▸ **Data extracted from a collection**

****************************************

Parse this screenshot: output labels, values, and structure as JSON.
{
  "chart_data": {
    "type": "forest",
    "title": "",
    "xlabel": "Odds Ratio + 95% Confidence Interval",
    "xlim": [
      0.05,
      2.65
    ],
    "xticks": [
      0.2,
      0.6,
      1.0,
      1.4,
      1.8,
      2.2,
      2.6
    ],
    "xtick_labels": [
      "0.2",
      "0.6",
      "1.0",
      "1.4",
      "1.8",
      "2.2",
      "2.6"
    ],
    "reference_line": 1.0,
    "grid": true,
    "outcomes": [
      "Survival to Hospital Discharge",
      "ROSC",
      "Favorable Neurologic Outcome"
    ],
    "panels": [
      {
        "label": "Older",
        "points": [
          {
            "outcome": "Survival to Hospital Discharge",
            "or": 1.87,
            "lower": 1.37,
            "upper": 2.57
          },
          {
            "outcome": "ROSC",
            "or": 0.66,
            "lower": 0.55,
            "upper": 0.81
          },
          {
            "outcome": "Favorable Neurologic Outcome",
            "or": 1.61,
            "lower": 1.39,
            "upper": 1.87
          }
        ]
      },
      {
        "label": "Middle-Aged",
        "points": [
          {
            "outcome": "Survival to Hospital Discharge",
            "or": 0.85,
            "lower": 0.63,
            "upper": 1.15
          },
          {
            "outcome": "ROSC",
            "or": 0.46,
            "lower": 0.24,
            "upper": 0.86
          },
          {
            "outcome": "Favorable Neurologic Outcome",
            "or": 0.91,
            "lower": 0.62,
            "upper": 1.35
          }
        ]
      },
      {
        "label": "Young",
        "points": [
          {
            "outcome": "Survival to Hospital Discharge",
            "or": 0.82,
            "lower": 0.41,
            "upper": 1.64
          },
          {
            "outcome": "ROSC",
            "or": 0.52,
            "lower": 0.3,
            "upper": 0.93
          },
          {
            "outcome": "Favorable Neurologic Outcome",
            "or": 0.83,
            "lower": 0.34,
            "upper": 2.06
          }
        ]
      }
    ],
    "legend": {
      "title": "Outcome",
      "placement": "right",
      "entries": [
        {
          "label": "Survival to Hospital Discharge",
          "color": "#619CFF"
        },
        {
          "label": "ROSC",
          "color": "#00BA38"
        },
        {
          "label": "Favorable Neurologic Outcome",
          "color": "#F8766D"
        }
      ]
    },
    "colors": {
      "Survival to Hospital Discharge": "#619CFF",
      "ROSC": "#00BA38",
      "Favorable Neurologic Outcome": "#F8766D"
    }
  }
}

****************************************

▸ **TASK INSTRUCTIONS**
Extract all of the material exactly as it is written.

▸ **EXPECTED ANSWER**
Parse this screenshot: output labels, values, and structure as JSON.
{
  "chart_data": {
    "type": "forest",
    "title": "",
    "xlabel": "Odds Ratio + 95% Confidence Interval",
    "xlim": [
      0.05,
      2.65
    ],
    "xticks": [
      0.2,
      0.6,
      1.0,
      1.4,
      1.8,
      2.2,
      2.6
    ],
    "xtick_labels": [
      "0.2",
      "0.6",
      "1.0",
      "1.4",
      "1.8",
      "2.2",
      "2.6"
    ],
    "reference_line": 1.0,
    "grid": true,
    "outcomes": [
      "Survival to Hospital Discharge",
      "ROSC",
      "Favorable Neurologic Outcome"
    ],
    "panels": [
      {
        "label": "Older",
        "points": [
          {
            "outcome": "Survival to Hospital Discharge",
            "or": 1.87,
            "lower": 1.37,
            "upper": 2.57
          },
          {
            "outcome": "ROSC",
            "or": 0.66,
            "lower": 0.55,
            "upper": 0.81
          },
          {
            "outcome": "Favorable Neurologic Outcome",
            "or": 1.61,
            "lower": 1.39,
            "upper": 1.87
          }
        ]
      },
      {
        "label": "Middle-Aged",
        "points": [
          {
            "outcome": "Survival to Hospital Discharge",
            "or": 0.85,
            "lower": 0.63,
            "upper": 1.15
          },
          {
            "outcome": "ROSC",
            "or": 0.46,
            "lower": 0.24,
            "upper": 0.86
          },
          {
            "outcome": "Favorable Neurologic Outcome",
            "or": 0.91,
            "lower": 0.62,
            "upper": 1.35
          }
        ]
      },
      {
        "label": "Young",
        "points": [
          {
            "outcome": "Survival to Hospital Discharge",
            "or": 0.82,
            "lower": 0.41,
            "upper": 1.64
          },
          {
            "outcome": "ROSC",
            "or": 0.52,
            "lower": 0.3,
            "upper": 0.93
          },
          {
            "outcome": "Favorable Neurologic Outcome",
            "or": 0.83,
            "lower": 0.34,
            "upper": 2.06
          }
        ]
      }
    ],
    "legend": {
      "title": "Outcome",
      "placement": "right",
      "entries": [
        {
          "label": "Survival to Hospital Discharge",
          "color": "#619CFF"
        },
        {
          "label": "ROSC",
          "color": "#00BA38"
        },
        {
          "label": "Favorable Neurologic Outcome",
          "color": "#F8766D"
        }
      ]
    },
    "colors": {
      "Survival to Hospital Discharge": "#619CFF",
      "ROSC": "#00BA38",
      "Favorable Neurologic Outcome": "#F8766D"
    }
  }
}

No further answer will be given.